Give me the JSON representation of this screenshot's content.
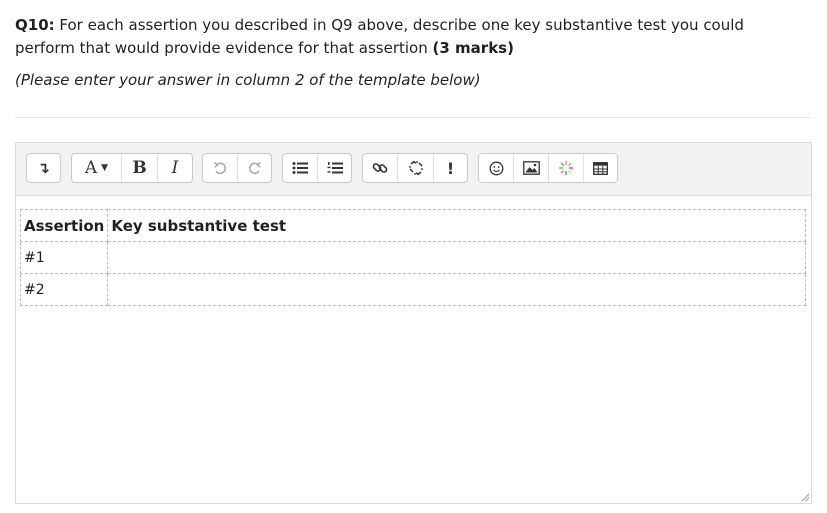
{
  "question": {
    "number": "Q10:",
    "text": "For each assertion you described in Q9 above, describe one key substantive test you could perform that would provide evidence for that assertion",
    "marks": "(3 marks)"
  },
  "hint": "(Please enter your answer in column 2 of the template below)",
  "toolbar": {
    "collapse_icon": "↴",
    "font_label": "A",
    "bold_label": "B",
    "italic_label": "I",
    "accessibility_label": "!"
  },
  "template_table": {
    "headers": [
      "Assertion",
      "Key substantive test"
    ],
    "rows": [
      {
        "assertion": "#1",
        "test": ""
      },
      {
        "assertion": "#2",
        "test": ""
      }
    ]
  }
}
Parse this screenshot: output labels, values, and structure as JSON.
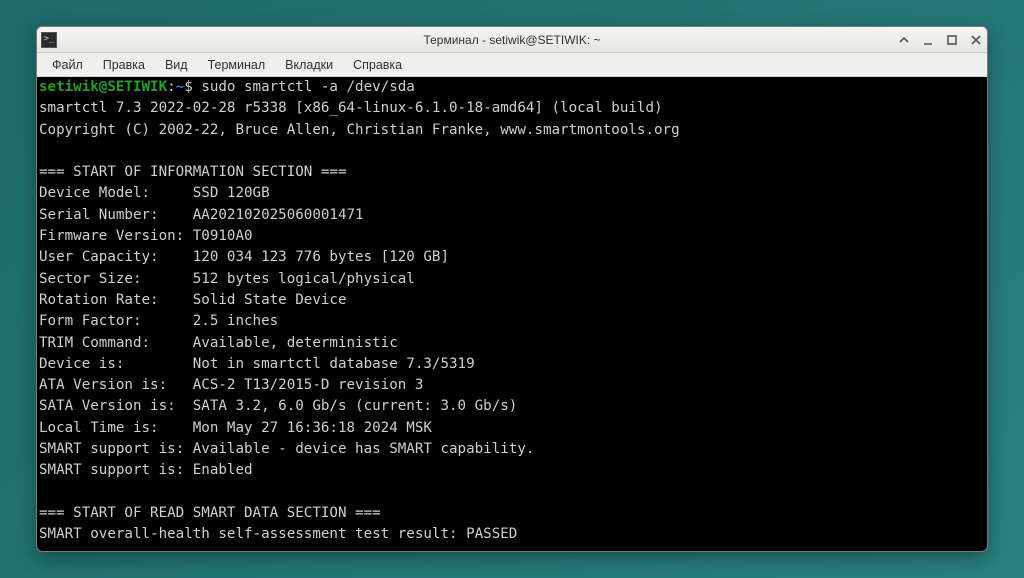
{
  "window": {
    "title": "Терминал - setiwik@SETIWIK: ~"
  },
  "menubar": {
    "items": [
      "Файл",
      "Правка",
      "Вид",
      "Терминал",
      "Вкладки",
      "Справка"
    ]
  },
  "prompt": {
    "userhost": "setiwik@SETIWIK",
    "sep1": ":",
    "path": "~",
    "sep2": "$ ",
    "command": "sudo smartctl -a /dev/sda"
  },
  "output": [
    "smartctl 7.3 2022-02-28 r5338 [x86_64-linux-6.1.0-18-amd64] (local build)",
    "Copyright (C) 2002-22, Bruce Allen, Christian Franke, www.smartmontools.org",
    "",
    "=== START OF INFORMATION SECTION ===",
    "Device Model:     SSD 120GB",
    "Serial Number:    AA202102025060001471",
    "Firmware Version: T0910A0",
    "User Capacity:    120 034 123 776 bytes [120 GB]",
    "Sector Size:      512 bytes logical/physical",
    "Rotation Rate:    Solid State Device",
    "Form Factor:      2.5 inches",
    "TRIM Command:     Available, deterministic",
    "Device is:        Not in smartctl database 7.3/5319",
    "ATA Version is:   ACS-2 T13/2015-D revision 3",
    "SATA Version is:  SATA 3.2, 6.0 Gb/s (current: 3.0 Gb/s)",
    "Local Time is:    Mon May 27 16:36:18 2024 MSK",
    "SMART support is: Available - device has SMART capability.",
    "SMART support is: Enabled",
    "",
    "=== START OF READ SMART DATA SECTION ===",
    "SMART overall-health self-assessment test result: PASSED"
  ]
}
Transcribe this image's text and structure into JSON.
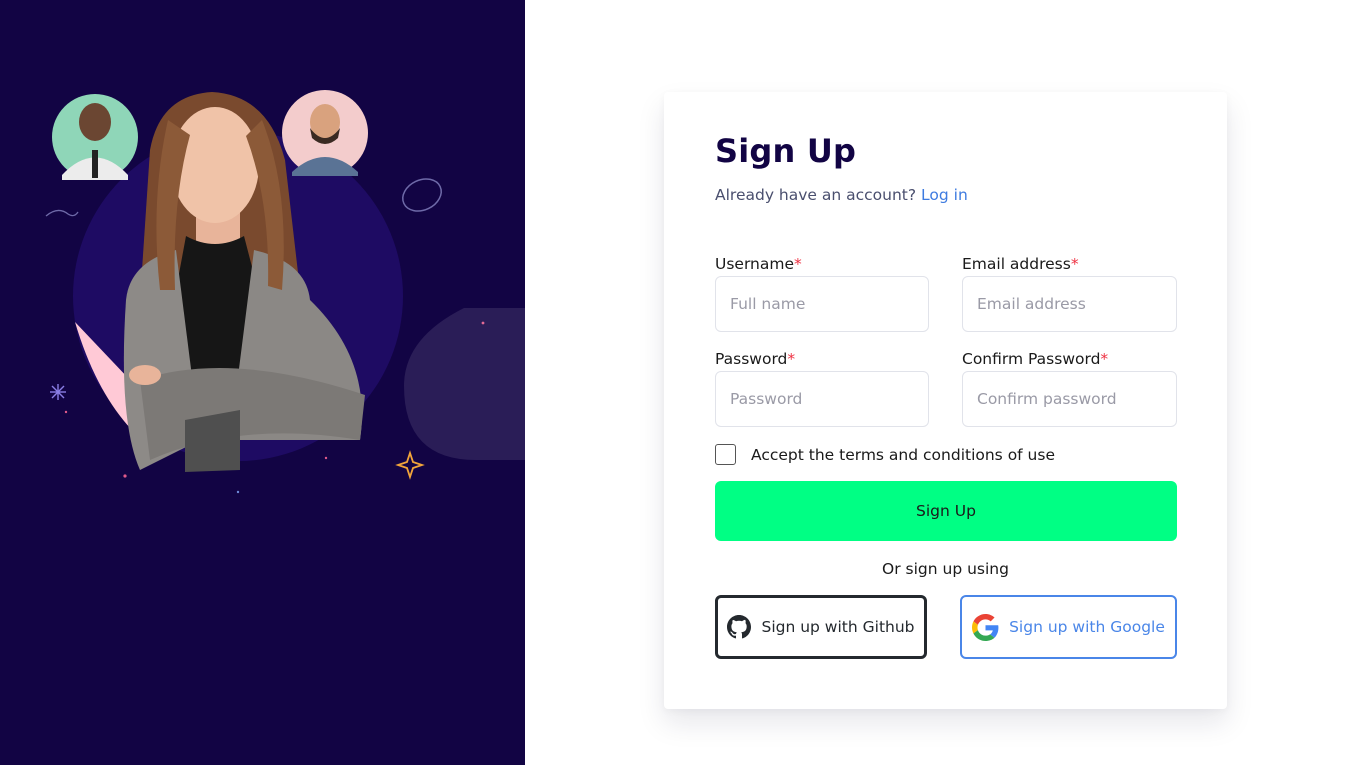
{
  "page": {
    "title": "Sign Up",
    "subtitle_prefix": "Already have an account?",
    "login_link": "Log in"
  },
  "form": {
    "username": {
      "label": "Username",
      "required_mark": "*",
      "placeholder": "Full name",
      "value": ""
    },
    "email": {
      "label": "Email address",
      "required_mark": "*",
      "placeholder": "Email address",
      "value": ""
    },
    "password": {
      "label": "Password",
      "required_mark": "*",
      "placeholder": "Password",
      "value": ""
    },
    "confirm_password": {
      "label": "Confirm Password",
      "required_mark": "*",
      "placeholder": "Confirm password",
      "value": ""
    },
    "terms_label": "Accept the terms and conditions of use",
    "terms_checked": false,
    "submit_label": "Sign Up"
  },
  "social": {
    "divider_text": "Or sign up using",
    "github_label": "Sign up with Github",
    "github_icon": "github-icon",
    "google_label": "Sign up with Google",
    "google_icon": "google-icon"
  },
  "colors": {
    "hero_background": "#120444",
    "title": "#120444",
    "link": "#3e7be0",
    "primary_button": "#00ff84",
    "required_mark": "#ee3344",
    "github_border": "#24292e",
    "google_border": "#4a86e8"
  }
}
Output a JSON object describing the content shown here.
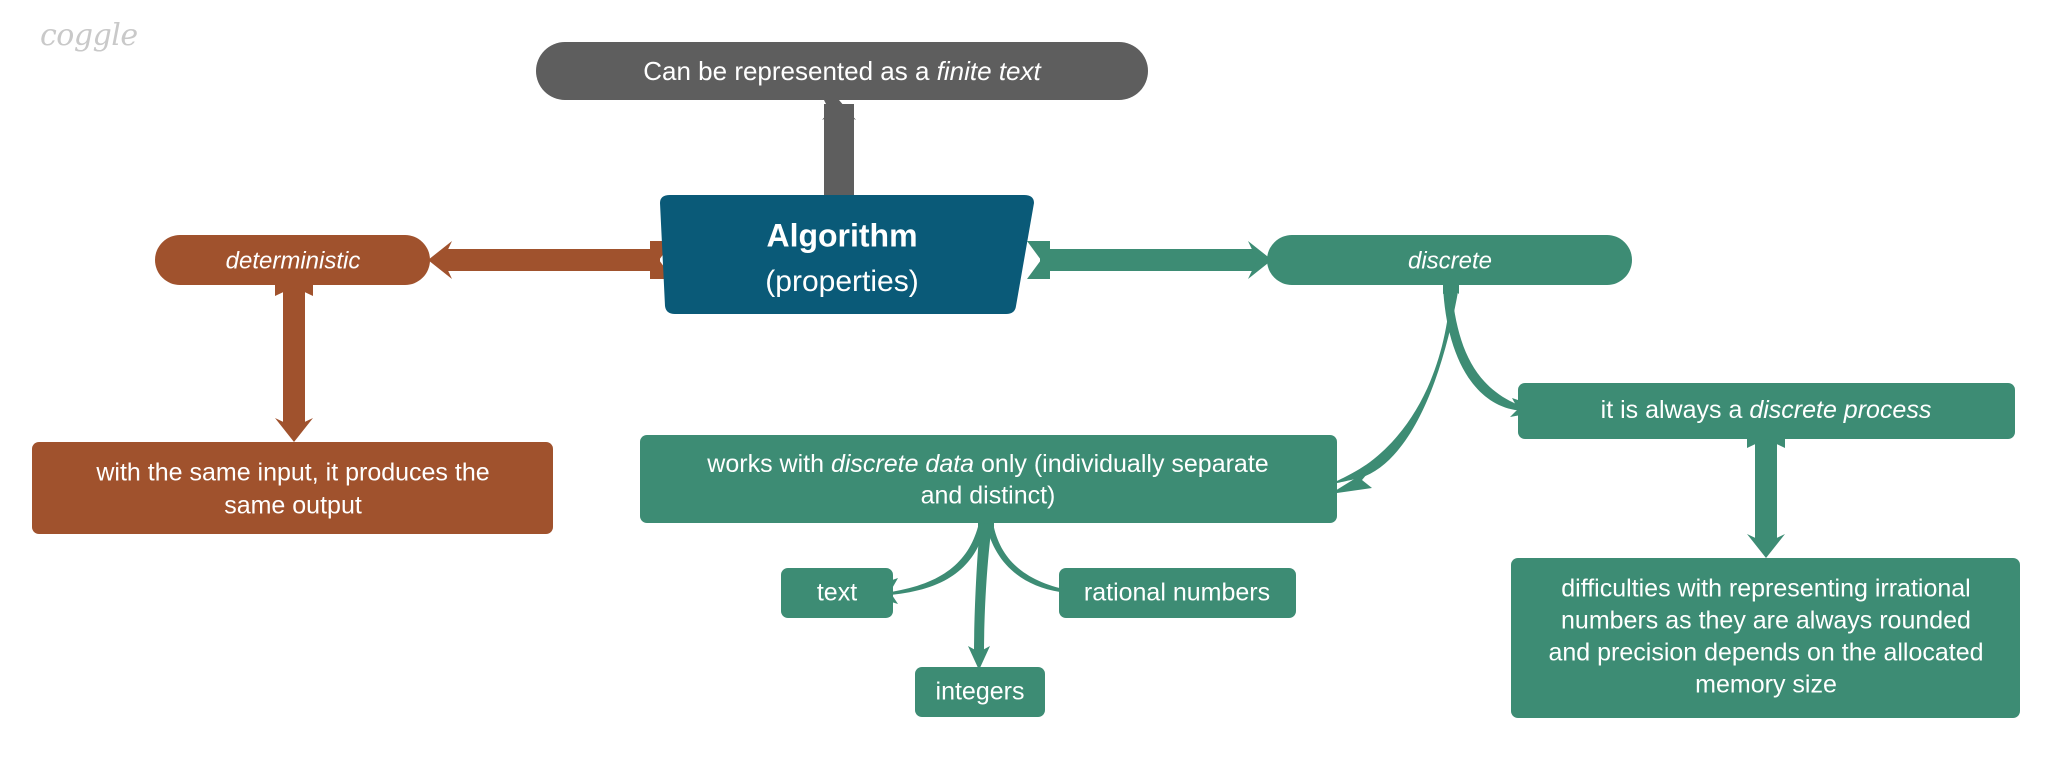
{
  "brand": {
    "logo_text": "coggle"
  },
  "colors": {
    "background": "#ffffff",
    "root": "#0a5a78",
    "gray": "#5e5e5e",
    "brown": "#a0522d",
    "green": "#3d8c74",
    "text": "#ffffff",
    "logo": "#c9c9c9"
  },
  "chart_data": {
    "type": "diagram",
    "title": "Algorithm (properties)",
    "layout": "mind-map",
    "nodes": [
      {
        "id": "root",
        "label_line1": "Algorithm",
        "label_line2": "(properties)",
        "shape": "trapezoid",
        "color": "#0a5a78"
      },
      {
        "id": "finite_text",
        "label": "Can be represented as a finite text",
        "shape": "pill",
        "color": "#5e5e5e",
        "emphasis": "finite text"
      },
      {
        "id": "deterministic",
        "label": "deterministic",
        "shape": "pill",
        "color": "#a0522d",
        "emphasis": "deterministic"
      },
      {
        "id": "discrete",
        "label": "discrete",
        "shape": "pill",
        "color": "#3d8c74",
        "emphasis": "discrete"
      },
      {
        "id": "same_output",
        "label": "with the same input, it produces the same output",
        "shape": "rounded-rect",
        "color": "#a0522d"
      },
      {
        "id": "discrete_data",
        "label": "works with discrete data only (individually separate and distinct)",
        "shape": "rounded-rect",
        "color": "#3d8c74",
        "emphasis": "discrete data"
      },
      {
        "id": "discrete_process",
        "label": "it is always a discrete process",
        "shape": "rounded-rect",
        "color": "#3d8c74",
        "emphasis": "discrete process"
      },
      {
        "id": "irrational",
        "label": "difficulties with representing irrational numbers as they are always rounded and precision depends on the allocated memory size",
        "shape": "rounded-rect",
        "color": "#3d8c74"
      },
      {
        "id": "text",
        "label": "text",
        "shape": "rounded-rect",
        "color": "#3d8c74"
      },
      {
        "id": "integers",
        "label": "integers",
        "shape": "rounded-rect",
        "color": "#3d8c74"
      },
      {
        "id": "rational_numbers",
        "label": "rational numbers",
        "shape": "rounded-rect",
        "color": "#3d8c74"
      }
    ],
    "edges": [
      {
        "from": "root",
        "to": "finite_text",
        "color": "#5e5e5e",
        "style": "straight-arrow"
      },
      {
        "from": "root",
        "to": "deterministic",
        "color": "#a0522d",
        "style": "straight-arrow"
      },
      {
        "from": "root",
        "to": "discrete",
        "color": "#3d8c74",
        "style": "straight-arrow"
      },
      {
        "from": "deterministic",
        "to": "same_output",
        "color": "#a0522d",
        "style": "straight-arrow"
      },
      {
        "from": "discrete",
        "to": "discrete_data",
        "color": "#3d8c74",
        "style": "curve"
      },
      {
        "from": "discrete",
        "to": "discrete_process",
        "color": "#3d8c74",
        "style": "curve"
      },
      {
        "from": "discrete_process",
        "to": "irrational",
        "color": "#3d8c74",
        "style": "straight-arrow"
      },
      {
        "from": "discrete_data",
        "to": "text",
        "color": "#3d8c74",
        "style": "curve"
      },
      {
        "from": "discrete_data",
        "to": "integers",
        "color": "#3d8c74",
        "style": "curve"
      },
      {
        "from": "discrete_data",
        "to": "rational_numbers",
        "color": "#3d8c74",
        "style": "curve"
      }
    ]
  },
  "nodes": {
    "root": {
      "line1": "Algorithm",
      "line2": "(properties)"
    },
    "finite_text": {
      "part1": "Can be represented as a ",
      "part2": "finite text"
    },
    "deterministic": {
      "label": "deterministic"
    },
    "discrete": {
      "label": "discrete"
    },
    "same_output": {
      "line1": "with the same input, it produces the",
      "line2": "same output"
    },
    "discrete_data": {
      "l1a": "works with ",
      "l1b": "discrete data",
      "l1c": " only (individually separate",
      "line2": "and distinct)"
    },
    "discrete_process": {
      "part1": "it is always a ",
      "part2": "discrete process"
    },
    "irrational": {
      "line1": "difficulties with representing irrational",
      "line2": "numbers as they are always rounded",
      "line3": "and precision depends on the allocated",
      "line4": "memory size"
    },
    "text": {
      "label": "text"
    },
    "integers": {
      "label": "integers"
    },
    "rational_numbers": {
      "label": "rational numbers"
    }
  }
}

__________

SHORT TASK:
Take each line containing the string "Available" and copy it out.

RESULT:
    "TRIM Command:     Available, deterministic",
    "SMART support is: Available - device has SMART capability.",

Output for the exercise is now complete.